— What you should do —
Identify each line below that contains the word "GABA", and copy it out.

(Figure dataset records)
:::

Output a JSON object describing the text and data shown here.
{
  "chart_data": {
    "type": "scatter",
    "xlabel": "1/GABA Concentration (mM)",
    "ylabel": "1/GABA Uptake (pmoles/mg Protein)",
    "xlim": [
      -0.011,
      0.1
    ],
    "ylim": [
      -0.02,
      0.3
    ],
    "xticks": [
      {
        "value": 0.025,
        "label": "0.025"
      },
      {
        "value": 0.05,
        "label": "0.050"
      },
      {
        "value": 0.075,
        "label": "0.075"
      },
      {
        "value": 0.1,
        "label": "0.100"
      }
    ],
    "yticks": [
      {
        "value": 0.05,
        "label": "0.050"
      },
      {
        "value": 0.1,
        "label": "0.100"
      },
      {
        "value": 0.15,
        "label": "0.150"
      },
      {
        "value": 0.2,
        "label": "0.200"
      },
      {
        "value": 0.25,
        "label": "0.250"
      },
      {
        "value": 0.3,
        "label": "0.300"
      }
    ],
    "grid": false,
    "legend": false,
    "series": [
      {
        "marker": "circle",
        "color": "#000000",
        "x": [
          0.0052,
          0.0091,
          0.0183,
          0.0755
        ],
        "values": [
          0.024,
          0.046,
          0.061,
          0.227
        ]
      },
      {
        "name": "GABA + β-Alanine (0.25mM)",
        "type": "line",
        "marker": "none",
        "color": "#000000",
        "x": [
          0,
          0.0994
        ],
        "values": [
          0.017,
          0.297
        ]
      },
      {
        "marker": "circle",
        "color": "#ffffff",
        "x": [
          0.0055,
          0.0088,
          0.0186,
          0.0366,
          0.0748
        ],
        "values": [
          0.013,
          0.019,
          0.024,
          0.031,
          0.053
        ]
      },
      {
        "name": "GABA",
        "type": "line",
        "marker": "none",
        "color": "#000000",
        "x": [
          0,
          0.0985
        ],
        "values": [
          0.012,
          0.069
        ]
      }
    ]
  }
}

:::

— Answer to the problem —
    "xlabel": "1/GABA Concentration (mM)",
    "ylabel": "1/GABA Uptake (pmoles/mg Protein)",
        "name": "GABA + β-Alanine (0.25mM)",
        "name": "GABA",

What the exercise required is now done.